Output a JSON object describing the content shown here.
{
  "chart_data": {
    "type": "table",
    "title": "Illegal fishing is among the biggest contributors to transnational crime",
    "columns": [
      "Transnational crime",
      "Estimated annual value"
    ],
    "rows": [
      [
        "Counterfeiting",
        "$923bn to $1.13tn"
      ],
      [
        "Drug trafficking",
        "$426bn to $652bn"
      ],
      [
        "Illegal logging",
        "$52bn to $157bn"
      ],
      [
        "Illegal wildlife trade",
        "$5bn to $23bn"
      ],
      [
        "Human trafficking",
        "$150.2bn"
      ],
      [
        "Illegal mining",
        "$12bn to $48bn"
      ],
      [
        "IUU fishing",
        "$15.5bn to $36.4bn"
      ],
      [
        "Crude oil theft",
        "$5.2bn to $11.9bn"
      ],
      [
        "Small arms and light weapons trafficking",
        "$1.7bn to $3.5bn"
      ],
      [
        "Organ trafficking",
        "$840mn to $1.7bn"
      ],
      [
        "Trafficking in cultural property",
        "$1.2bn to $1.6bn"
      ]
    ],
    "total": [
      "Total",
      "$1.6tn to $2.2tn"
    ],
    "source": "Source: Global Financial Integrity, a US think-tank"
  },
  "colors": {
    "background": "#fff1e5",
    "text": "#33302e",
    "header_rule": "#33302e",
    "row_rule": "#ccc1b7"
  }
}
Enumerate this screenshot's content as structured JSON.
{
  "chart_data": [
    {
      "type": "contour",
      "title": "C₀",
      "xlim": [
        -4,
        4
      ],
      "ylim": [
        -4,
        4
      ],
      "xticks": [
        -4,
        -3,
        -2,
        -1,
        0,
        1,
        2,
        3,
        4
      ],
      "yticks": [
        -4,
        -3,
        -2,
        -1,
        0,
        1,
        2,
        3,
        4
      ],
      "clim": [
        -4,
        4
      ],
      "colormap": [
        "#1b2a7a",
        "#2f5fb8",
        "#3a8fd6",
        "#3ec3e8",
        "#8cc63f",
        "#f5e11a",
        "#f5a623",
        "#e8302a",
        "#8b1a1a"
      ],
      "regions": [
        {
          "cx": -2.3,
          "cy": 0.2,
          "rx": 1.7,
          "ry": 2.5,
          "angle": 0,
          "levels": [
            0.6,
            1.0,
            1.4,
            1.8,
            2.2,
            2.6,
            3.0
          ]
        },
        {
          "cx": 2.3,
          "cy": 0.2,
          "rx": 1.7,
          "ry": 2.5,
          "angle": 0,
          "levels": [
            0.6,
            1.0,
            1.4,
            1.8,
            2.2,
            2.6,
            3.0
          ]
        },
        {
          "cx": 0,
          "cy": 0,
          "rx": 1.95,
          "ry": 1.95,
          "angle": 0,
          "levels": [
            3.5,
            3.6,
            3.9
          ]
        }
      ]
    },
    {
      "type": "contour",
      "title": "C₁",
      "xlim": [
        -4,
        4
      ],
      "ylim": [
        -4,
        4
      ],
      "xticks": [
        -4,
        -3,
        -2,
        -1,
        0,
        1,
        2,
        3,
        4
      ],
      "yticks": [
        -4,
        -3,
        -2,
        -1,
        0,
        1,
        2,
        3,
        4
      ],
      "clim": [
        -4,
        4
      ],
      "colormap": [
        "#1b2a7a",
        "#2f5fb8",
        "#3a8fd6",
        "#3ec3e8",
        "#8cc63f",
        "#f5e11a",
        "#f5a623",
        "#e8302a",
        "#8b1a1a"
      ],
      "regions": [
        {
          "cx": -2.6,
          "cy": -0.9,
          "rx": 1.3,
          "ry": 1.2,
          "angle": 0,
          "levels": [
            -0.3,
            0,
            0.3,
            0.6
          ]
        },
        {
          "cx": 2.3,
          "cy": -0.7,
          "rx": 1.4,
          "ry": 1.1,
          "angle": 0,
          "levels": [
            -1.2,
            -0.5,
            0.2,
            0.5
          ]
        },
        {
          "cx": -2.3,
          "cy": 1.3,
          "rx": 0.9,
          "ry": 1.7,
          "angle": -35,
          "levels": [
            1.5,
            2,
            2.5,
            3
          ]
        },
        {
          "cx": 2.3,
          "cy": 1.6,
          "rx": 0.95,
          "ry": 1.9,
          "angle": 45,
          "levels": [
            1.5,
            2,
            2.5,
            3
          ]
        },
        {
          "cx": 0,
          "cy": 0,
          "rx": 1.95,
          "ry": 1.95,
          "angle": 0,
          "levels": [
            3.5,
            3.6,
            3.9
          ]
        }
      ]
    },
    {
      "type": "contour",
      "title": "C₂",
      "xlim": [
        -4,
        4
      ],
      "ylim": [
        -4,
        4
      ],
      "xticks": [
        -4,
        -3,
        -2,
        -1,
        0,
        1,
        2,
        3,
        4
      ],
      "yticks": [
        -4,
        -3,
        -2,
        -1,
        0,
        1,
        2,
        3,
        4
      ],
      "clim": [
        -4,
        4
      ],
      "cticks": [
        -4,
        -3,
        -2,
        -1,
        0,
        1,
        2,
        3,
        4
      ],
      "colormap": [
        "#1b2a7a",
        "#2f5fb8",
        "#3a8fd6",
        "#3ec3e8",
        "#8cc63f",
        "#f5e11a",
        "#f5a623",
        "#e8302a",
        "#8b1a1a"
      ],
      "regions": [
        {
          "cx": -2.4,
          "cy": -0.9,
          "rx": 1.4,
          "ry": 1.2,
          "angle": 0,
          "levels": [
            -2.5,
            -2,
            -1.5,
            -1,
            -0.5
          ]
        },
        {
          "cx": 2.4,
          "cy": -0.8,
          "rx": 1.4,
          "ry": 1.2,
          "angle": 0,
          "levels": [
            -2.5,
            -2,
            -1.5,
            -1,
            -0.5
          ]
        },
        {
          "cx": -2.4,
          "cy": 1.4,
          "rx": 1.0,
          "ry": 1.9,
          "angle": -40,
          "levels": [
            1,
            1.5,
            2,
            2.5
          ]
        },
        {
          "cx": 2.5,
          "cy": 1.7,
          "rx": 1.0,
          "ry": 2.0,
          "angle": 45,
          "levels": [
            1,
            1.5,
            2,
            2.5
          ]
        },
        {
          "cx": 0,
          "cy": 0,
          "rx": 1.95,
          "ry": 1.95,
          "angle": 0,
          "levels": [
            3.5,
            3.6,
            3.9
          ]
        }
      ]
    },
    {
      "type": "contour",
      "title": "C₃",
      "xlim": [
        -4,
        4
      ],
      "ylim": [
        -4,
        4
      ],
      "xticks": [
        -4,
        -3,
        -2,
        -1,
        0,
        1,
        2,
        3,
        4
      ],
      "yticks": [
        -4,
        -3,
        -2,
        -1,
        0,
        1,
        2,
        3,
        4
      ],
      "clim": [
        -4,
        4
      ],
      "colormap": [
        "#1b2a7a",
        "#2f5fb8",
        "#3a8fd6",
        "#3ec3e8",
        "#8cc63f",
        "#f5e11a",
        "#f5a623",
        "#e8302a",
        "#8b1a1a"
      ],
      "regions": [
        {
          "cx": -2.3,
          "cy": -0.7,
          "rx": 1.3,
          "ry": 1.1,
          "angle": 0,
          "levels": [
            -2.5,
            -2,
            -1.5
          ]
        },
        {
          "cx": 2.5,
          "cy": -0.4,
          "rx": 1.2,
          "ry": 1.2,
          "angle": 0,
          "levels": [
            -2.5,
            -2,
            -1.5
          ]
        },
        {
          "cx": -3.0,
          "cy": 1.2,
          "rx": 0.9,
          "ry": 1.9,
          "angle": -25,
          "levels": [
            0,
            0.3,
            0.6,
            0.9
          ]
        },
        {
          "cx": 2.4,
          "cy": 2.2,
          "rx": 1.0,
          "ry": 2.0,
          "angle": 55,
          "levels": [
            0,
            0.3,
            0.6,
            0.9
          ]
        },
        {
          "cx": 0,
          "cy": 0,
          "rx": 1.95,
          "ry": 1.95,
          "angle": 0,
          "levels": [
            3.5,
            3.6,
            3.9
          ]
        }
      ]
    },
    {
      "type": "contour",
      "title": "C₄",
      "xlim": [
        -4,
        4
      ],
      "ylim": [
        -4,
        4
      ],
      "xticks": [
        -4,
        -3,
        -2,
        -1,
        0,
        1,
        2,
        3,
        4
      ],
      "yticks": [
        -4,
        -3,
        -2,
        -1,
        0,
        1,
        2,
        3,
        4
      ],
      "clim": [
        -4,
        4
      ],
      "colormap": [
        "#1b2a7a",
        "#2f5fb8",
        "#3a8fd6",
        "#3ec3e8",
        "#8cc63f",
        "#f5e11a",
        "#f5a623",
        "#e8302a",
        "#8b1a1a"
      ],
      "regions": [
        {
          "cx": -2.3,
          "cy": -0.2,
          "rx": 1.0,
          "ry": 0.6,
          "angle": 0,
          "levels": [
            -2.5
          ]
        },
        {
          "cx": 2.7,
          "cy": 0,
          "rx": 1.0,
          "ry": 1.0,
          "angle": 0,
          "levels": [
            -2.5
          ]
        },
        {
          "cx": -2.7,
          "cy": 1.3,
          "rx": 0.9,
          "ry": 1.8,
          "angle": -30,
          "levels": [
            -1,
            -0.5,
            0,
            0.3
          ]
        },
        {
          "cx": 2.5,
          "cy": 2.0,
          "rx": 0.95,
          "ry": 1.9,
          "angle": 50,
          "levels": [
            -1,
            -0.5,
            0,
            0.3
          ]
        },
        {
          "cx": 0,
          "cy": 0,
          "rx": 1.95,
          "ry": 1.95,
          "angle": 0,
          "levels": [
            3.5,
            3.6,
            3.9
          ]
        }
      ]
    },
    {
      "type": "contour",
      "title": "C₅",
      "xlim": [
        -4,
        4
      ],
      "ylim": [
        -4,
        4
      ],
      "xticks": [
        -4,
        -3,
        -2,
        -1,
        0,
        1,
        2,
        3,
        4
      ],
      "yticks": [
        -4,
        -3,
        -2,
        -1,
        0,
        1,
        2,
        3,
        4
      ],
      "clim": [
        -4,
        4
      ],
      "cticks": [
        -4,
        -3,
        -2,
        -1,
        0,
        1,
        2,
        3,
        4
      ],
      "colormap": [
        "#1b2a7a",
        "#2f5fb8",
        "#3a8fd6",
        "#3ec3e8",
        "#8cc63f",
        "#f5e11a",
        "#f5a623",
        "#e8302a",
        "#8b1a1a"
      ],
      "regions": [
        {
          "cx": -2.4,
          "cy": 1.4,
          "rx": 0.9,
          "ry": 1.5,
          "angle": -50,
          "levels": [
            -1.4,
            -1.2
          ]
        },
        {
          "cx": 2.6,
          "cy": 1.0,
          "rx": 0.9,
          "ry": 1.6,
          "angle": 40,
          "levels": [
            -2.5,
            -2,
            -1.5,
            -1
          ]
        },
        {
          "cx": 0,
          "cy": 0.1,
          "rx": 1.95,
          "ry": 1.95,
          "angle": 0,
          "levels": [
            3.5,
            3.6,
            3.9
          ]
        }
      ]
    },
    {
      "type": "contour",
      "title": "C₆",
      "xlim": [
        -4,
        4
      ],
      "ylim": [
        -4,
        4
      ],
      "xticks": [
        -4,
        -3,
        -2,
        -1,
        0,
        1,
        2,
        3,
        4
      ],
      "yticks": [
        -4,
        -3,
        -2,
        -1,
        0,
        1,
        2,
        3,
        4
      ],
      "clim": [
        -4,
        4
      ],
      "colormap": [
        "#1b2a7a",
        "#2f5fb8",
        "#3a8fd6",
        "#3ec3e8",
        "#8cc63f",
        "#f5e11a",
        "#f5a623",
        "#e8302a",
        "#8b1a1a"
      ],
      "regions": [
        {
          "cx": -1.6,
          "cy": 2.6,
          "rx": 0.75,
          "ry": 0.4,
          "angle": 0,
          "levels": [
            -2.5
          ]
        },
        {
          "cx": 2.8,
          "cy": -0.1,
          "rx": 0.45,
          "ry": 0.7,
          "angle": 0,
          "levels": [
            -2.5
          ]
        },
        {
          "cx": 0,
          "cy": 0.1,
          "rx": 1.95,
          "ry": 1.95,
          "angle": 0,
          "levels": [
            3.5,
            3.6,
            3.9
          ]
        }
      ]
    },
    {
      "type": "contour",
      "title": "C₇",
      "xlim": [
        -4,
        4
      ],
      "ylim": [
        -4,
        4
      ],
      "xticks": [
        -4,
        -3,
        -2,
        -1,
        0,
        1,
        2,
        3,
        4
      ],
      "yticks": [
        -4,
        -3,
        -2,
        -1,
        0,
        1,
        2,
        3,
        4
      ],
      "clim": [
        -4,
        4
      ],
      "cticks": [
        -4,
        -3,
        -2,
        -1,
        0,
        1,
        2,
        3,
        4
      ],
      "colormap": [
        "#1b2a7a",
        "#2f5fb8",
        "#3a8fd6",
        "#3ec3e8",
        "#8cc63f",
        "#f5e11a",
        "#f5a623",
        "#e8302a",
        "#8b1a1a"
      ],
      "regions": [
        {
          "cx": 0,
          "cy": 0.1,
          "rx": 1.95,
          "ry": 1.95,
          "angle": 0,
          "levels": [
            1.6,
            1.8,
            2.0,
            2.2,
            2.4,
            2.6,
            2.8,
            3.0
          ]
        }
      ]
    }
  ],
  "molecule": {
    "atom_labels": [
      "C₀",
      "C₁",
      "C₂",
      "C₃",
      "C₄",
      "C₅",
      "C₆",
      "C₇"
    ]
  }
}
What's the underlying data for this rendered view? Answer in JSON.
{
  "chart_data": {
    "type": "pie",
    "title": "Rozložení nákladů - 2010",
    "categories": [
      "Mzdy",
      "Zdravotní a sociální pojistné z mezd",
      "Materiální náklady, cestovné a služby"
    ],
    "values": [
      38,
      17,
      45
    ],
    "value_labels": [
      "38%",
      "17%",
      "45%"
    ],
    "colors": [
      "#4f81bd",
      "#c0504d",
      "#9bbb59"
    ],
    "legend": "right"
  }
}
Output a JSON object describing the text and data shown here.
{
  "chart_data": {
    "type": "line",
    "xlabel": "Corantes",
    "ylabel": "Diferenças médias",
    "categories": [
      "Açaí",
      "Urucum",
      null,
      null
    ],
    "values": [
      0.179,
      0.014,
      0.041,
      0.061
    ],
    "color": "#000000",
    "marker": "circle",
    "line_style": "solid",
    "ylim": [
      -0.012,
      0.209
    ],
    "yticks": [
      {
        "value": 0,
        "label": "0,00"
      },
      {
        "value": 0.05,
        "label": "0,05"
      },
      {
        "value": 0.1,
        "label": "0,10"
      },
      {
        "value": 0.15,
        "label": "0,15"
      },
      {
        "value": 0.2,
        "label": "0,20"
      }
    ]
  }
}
_ _ _ _
What is needed:
Which lines run from the one containing "What's the underlying" to the end of the entries above? Quote exactly those, and only those.

Response to this exercise:
What's the underlying data for this rendered view? Answer in JSON.
{
  "chart_data": {
    "type": "pie",
    "title": "Rozložení nákladů - 2010",
    "categories": [
      "Mzdy",
      "Zdravotní a sociální pojistné z mezd",
      "Materiální náklady, cestovné a služby"
    ],
    "values": [
      38,
      17,
      45
    ],
    "value_labels": [
      "38%",
      "17%",
      "45%"
    ],
    "colors": [
      "#4f81bd",
      "#c0504d",
      "#9bbb59"
    ],
    "legend": "right"
  }
}
Output a JSON object describing the text and data shown here.
{
  "chart_data": {
    "type": "line",
    "xlabel": "Corantes",
    "ylabel": "Diferenças médias",
    "categories": [
      "Açaí",
      "Urucum",
      null,
      null
    ],
    "values": [
      0.179,
      0.014,
      0.041,
      0.061
    ],
    "color": "#000000",
    "marker": "circle",
    "line_style": "solid",
    "ylim": [
      -0.012,
      0.209
    ],
    "yticks": [
      {
        "value": 0,
        "label": "0,00"
      },
      {
        "value": 0.05,
        "label": "0,05"
      },
      {
        "value": 0.1,
        "label": "0,10"
      },
      {
        "value": 0.15,
        "label": "0,15"
      },
      {
        "value": 0.2,
        "label": "0,20"
      }
    ]
  }
}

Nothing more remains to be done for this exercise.